Task to carry out :: Go through the listing and write out all of it exactly.

(Stored data)
□ □ □ □ □

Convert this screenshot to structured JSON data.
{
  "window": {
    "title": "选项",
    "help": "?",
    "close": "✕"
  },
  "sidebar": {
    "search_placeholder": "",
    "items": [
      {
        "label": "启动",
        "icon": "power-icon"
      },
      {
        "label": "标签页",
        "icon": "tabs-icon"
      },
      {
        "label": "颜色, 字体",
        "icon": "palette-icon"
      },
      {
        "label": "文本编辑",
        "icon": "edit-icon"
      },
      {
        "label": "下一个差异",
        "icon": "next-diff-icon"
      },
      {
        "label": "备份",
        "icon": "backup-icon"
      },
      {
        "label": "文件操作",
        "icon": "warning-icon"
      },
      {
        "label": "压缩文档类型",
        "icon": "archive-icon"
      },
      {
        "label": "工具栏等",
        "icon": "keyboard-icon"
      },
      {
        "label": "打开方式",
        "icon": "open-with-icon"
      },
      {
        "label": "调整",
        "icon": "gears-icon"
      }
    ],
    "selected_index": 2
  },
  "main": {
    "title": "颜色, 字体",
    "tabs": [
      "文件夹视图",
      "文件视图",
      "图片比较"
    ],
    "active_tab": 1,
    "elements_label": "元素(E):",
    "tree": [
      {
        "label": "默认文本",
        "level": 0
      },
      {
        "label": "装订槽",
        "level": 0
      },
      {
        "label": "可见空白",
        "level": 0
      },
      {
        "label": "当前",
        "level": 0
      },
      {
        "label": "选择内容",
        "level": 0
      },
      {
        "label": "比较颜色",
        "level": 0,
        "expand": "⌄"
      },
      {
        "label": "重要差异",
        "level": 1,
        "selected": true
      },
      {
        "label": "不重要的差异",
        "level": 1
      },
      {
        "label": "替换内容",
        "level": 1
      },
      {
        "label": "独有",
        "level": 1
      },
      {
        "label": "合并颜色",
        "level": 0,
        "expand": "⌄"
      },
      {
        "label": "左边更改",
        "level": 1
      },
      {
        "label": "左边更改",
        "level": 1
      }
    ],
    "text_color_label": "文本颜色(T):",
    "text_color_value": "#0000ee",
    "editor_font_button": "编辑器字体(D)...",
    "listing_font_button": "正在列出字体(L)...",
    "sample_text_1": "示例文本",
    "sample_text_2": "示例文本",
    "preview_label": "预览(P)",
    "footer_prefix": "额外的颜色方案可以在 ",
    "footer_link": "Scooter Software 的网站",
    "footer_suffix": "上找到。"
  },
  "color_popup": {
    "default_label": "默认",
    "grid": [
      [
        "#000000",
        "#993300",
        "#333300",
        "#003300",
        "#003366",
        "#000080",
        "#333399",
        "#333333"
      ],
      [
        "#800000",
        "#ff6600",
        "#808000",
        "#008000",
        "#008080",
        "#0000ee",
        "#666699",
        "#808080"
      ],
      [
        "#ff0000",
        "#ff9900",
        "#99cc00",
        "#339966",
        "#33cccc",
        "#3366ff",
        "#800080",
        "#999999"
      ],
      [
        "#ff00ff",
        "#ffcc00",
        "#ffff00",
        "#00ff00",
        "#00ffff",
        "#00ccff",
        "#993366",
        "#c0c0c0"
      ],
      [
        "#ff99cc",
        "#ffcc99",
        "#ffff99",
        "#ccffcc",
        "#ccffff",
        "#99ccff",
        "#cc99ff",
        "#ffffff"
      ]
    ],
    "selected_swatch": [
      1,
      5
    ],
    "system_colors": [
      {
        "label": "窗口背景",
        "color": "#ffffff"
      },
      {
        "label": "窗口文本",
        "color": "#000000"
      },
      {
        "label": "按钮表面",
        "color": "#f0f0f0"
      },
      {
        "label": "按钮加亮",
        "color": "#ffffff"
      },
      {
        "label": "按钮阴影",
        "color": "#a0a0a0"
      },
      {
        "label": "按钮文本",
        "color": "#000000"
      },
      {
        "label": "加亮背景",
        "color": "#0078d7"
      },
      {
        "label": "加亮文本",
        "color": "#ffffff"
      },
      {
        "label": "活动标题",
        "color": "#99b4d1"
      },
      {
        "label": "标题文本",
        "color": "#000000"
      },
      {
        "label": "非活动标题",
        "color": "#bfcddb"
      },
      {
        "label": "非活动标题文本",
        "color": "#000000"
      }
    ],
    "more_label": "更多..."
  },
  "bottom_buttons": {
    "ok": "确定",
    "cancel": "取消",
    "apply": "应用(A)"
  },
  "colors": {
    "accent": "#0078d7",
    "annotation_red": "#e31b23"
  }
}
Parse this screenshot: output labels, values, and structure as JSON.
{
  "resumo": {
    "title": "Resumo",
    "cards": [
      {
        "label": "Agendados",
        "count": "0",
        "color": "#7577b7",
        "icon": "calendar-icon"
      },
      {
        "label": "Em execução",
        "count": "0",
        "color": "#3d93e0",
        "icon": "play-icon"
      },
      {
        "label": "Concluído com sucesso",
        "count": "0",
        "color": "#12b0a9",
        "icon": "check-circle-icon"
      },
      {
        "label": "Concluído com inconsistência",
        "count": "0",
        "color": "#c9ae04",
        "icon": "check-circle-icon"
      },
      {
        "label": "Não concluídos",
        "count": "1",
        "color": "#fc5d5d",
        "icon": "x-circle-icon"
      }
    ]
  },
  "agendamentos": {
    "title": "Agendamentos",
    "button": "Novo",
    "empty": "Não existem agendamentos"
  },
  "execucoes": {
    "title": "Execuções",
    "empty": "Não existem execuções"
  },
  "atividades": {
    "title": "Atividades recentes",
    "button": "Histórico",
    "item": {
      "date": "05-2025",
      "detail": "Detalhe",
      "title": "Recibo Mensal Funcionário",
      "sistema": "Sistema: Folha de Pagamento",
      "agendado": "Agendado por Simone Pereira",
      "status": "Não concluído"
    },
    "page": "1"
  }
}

□ □ □ □ □

Output below ::
Convert this screenshot to structured JSON data.
{
  "window": {
    "title": "选项",
    "help": "?",
    "close": "✕"
  },
  "sidebar": {
    "search_placeholder": "",
    "items": [
      {
        "label": "启动",
        "icon": "power-icon"
      },
      {
        "label": "标签页",
        "icon": "tabs-icon"
      },
      {
        "label": "颜色, 字体",
        "icon": "palette-icon"
      },
      {
        "label": "文本编辑",
        "icon": "edit-icon"
      },
      {
        "label": "下一个差异",
        "icon": "next-diff-icon"
      },
      {
        "label": "备份",
        "icon": "backup-icon"
      },
      {
        "label": "文件操作",
        "icon": "warning-icon"
      },
      {
        "label": "压缩文档类型",
        "icon": "archive-icon"
      },
      {
        "label": "工具栏等",
        "icon": "keyboard-icon"
      },
      {
        "label": "打开方式",
        "icon": "open-with-icon"
      },
      {
        "label": "调整",
        "icon": "gears-icon"
      }
    ],
    "selected_index": 2
  },
  "main": {
    "title": "颜色, 字体",
    "tabs": [
      "文件夹视图",
      "文件视图",
      "图片比较"
    ],
    "active_tab": 1,
    "elements_label": "元素(E):",
    "tree": [
      {
        "label": "默认文本",
        "level": 0
      },
      {
        "label": "装订槽",
        "level": 0
      },
      {
        "label": "可见空白",
        "level": 0
      },
      {
        "label": "当前",
        "level": 0
      },
      {
        "label": "选择内容",
        "level": 0
      },
      {
        "label": "比较颜色",
        "level": 0,
        "expand": "⌄"
      },
      {
        "label": "重要差异",
        "level": 1,
        "selected": true
      },
      {
        "label": "不重要的差异",
        "level": 1
      },
      {
        "label": "替换内容",
        "level": 1
      },
      {
        "label": "独有",
        "level": 1
      },
      {
        "label": "合并颜色",
        "level": 0,
        "expand": "⌄"
      },
      {
        "label": "左边更改",
        "level": 1
      },
      {
        "label": "左边更改",
        "level": 1
      }
    ],
    "text_color_label": "文本颜色(T):",
    "text_color_value": "#0000ee",
    "editor_font_button": "编辑器字体(D)...",
    "listing_font_button": "正在列出字体(L)...",
    "sample_text_1": "示例文本",
    "sample_text_2": "示例文本",
    "preview_label": "预览(P)",
    "footer_prefix": "额外的颜色方案可以在 ",
    "footer_link": "Scooter Software 的网站",
    "footer_suffix": "上找到。"
  },
  "color_popup": {
    "default_label": "默认",
    "grid": [
      [
        "#000000",
        "#993300",
        "#333300",
        "#003300",
        "#003366",
        "#000080",
        "#333399",
        "#333333"
      ],
      [
        "#800000",
        "#ff6600",
        "#808000",
        "#008000",
        "#008080",
        "#0000ee",
        "#666699",
        "#808080"
      ],
      [
        "#ff0000",
        "#ff9900",
        "#99cc00",
        "#339966",
        "#33cccc",
        "#3366ff",
        "#800080",
        "#999999"
      ],
      [
        "#ff00ff",
        "#ffcc00",
        "#ffff00",
        "#00ff00",
        "#00ffff",
        "#00ccff",
        "#993366",
        "#c0c0c0"
      ],
      [
        "#ff99cc",
        "#ffcc99",
        "#ffff99",
        "#ccffcc",
        "#ccffff",
        "#99ccff",
        "#cc99ff",
        "#ffffff"
      ]
    ],
    "selected_swatch": [
      1,
      5
    ],
    "system_colors": [
      {
        "label": "窗口背景",
        "color": "#ffffff"
      },
      {
        "label": "窗口文本",
        "color": "#000000"
      },
      {
        "label": "按钮表面",
        "color": "#f0f0f0"
      },
      {
        "label": "按钮加亮",
        "color": "#ffffff"
      },
      {
        "label": "按钮阴影",
        "color": "#a0a0a0"
      },
      {
        "label": "按钮文本",
        "color": "#000000"
      },
      {
        "label": "加亮背景",
        "color": "#0078d7"
      },
      {
        "label": "加亮文本",
        "color": "#ffffff"
      },
      {
        "label": "活动标题",
        "color": "#99b4d1"
      },
      {
        "label": "标题文本",
        "color": "#000000"
      },
      {
        "label": "非活动标题",
        "color": "#bfcddb"
      },
      {
        "label": "非活动标题文本",
        "color": "#000000"
      }
    ],
    "more_label": "更多..."
  },
  "bottom_buttons": {
    "ok": "确定",
    "cancel": "取消",
    "apply": "应用(A)"
  },
  "colors": {
    "accent": "#0078d7",
    "annotation_red": "#e31b23"
  }
}
Parse this screenshot: output labels, values, and structure as JSON.
{
  "resumo": {
    "title": "Resumo",
    "cards": [
      {
        "label": "Agendados",
        "count": "0",
        "color": "#7577b7",
        "icon": "calendar-icon"
      },
      {
        "label": "Em execução",
        "count": "0",
        "color": "#3d93e0",
        "icon": "play-icon"
      },
      {
        "label": "Concluído com sucesso",
        "count": "0",
        "color": "#12b0a9",
        "icon": "check-circle-icon"
      },
      {
        "label": "Concluído com inconsistência",
        "count": "0",
        "color": "#c9ae04",
        "icon": "check-circle-icon"
      },
      {
        "label": "Não concluídos",
        "count": "1",
        "color": "#fc5d5d",
        "icon": "x-circle-icon"
      }
    ]
  },
  "agendamentos": {
    "title": "Agendamentos",
    "button": "Novo",
    "empty": "Não existem agendamentos"
  },
  "execucoes": {
    "title": "Execuções",
    "empty": "Não existem execuções"
  },
  "atividades": {
    "title": "Atividades recentes",
    "button": "Histórico",
    "item": {
      "date": "05-2025",
      "detail": "Detalhe",
      "title": "Recibo Mensal Funcionário",
      "sistema": "Sistema: Folha de Pagamento",
      "agendado": "Agendado por Simone Pereira",
      "status": "Não concluído"
    },
    "page": "1"
  }
}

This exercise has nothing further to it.